Stated exercise — Extract every line of the material below and reproduce it faithfully.

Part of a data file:
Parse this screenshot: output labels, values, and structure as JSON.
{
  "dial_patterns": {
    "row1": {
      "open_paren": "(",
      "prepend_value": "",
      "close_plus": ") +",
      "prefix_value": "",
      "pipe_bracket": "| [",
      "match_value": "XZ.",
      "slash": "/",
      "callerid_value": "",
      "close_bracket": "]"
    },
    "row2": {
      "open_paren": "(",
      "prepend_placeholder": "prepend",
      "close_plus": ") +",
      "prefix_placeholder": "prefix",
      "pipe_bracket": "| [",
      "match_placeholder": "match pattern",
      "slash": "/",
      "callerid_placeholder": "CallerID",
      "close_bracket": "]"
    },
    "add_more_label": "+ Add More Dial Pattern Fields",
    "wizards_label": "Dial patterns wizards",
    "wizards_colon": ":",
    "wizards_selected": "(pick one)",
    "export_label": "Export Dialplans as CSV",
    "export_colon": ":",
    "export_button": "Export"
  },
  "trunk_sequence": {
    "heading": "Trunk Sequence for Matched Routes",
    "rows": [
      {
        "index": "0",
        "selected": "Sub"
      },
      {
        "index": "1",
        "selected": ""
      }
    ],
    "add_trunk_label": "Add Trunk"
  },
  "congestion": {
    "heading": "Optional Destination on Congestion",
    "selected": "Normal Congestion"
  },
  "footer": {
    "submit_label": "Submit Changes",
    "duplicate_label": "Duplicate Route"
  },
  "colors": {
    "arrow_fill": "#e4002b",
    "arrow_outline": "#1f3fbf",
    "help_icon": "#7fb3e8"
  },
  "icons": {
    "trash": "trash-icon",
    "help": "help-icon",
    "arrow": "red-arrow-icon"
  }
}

Solved exercise —
Parse this screenshot: output labels, values, and structure as JSON.
{
  "dial_patterns": {
    "row1": {
      "open_paren": "(",
      "prepend_value": "",
      "close_plus": ") +",
      "prefix_value": "",
      "pipe_bracket": "| [",
      "match_value": "XZ.",
      "slash": "/",
      "callerid_value": "",
      "close_bracket": "]"
    },
    "row2": {
      "open_paren": "(",
      "prepend_placeholder": "prepend",
      "close_plus": ") +",
      "prefix_placeholder": "prefix",
      "pipe_bracket": "| [",
      "match_placeholder": "match pattern",
      "slash": "/",
      "callerid_placeholder": "CallerID",
      "close_bracket": "]"
    },
    "add_more_label": "+ Add More Dial Pattern Fields",
    "wizards_label": "Dial patterns wizards",
    "wizards_colon": ":",
    "wizards_selected": "(pick one)",
    "export_label": "Export Dialplans as CSV",
    "export_colon": ":",
    "export_button": "Export"
  },
  "trunk_sequence": {
    "heading": "Trunk Sequence for Matched Routes",
    "rows": [
      {
        "index": "0",
        "selected": "Sub"
      },
      {
        "index": "1",
        "selected": ""
      }
    ],
    "add_trunk_label": "Add Trunk"
  },
  "congestion": {
    "heading": "Optional Destination on Congestion",
    "selected": "Normal Congestion"
  },
  "footer": {
    "submit_label": "Submit Changes",
    "duplicate_label": "Duplicate Route"
  },
  "colors": {
    "arrow_fill": "#e4002b",
    "arrow_outline": "#1f3fbf",
    "help_icon": "#7fb3e8"
  },
  "icons": {
    "trash": "trash-icon",
    "help": "help-icon",
    "arrow": "red-arrow-icon"
  }
}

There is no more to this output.